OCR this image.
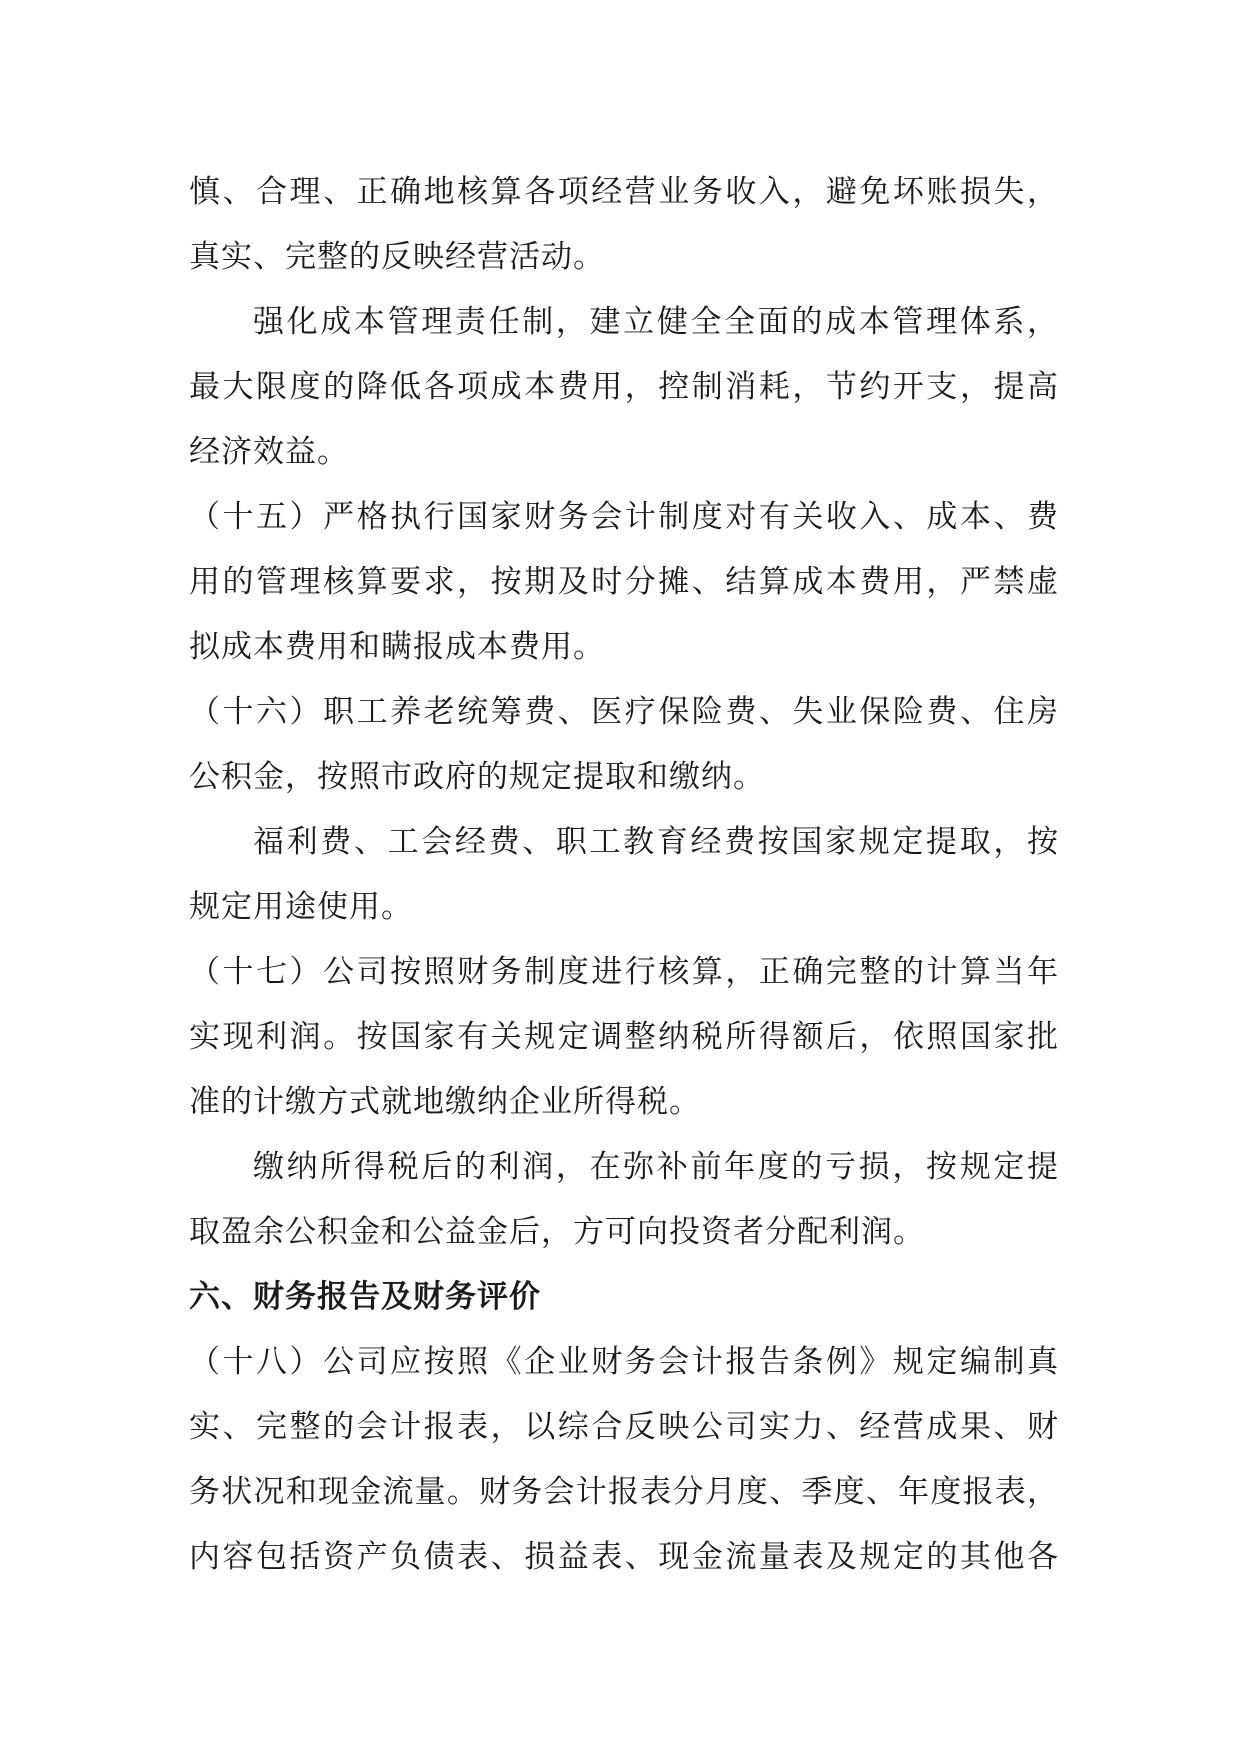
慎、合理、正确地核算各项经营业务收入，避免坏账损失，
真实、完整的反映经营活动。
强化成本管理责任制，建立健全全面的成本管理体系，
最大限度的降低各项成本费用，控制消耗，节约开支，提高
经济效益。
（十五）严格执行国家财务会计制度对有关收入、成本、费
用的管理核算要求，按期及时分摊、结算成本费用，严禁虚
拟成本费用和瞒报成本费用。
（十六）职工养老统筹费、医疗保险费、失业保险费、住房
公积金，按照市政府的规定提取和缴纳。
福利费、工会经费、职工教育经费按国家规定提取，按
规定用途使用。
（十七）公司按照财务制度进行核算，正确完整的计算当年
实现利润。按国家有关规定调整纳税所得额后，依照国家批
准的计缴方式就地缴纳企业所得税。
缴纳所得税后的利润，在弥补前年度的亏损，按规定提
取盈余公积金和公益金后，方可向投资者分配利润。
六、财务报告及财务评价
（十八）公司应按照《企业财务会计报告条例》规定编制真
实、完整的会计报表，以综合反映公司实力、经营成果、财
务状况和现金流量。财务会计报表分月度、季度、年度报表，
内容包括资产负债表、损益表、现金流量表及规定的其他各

---

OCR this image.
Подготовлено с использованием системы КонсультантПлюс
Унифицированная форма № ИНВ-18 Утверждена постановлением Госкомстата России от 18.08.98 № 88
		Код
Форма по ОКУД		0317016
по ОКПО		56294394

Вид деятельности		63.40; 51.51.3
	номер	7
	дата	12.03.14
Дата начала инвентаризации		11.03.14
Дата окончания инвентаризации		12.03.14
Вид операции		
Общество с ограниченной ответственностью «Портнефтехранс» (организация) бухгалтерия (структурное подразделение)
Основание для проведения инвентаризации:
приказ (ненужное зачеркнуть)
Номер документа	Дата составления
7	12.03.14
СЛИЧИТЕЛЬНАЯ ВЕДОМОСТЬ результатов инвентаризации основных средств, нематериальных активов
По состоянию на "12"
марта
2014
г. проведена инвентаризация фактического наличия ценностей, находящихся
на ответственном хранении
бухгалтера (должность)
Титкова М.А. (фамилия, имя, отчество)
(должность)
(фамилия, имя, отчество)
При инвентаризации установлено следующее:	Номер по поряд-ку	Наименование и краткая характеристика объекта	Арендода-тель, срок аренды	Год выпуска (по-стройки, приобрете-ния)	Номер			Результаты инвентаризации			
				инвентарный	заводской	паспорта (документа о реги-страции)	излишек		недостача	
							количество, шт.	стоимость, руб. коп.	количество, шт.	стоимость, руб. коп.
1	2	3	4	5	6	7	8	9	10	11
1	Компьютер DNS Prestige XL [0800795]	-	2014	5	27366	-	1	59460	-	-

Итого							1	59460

**EXERCISE AIM:** Which lines contain the word "отчество"? Copy each of them.

**REPLY:**
Титкова М.А. (фамилия, имя, отчество)
(фамилия, имя, отчество)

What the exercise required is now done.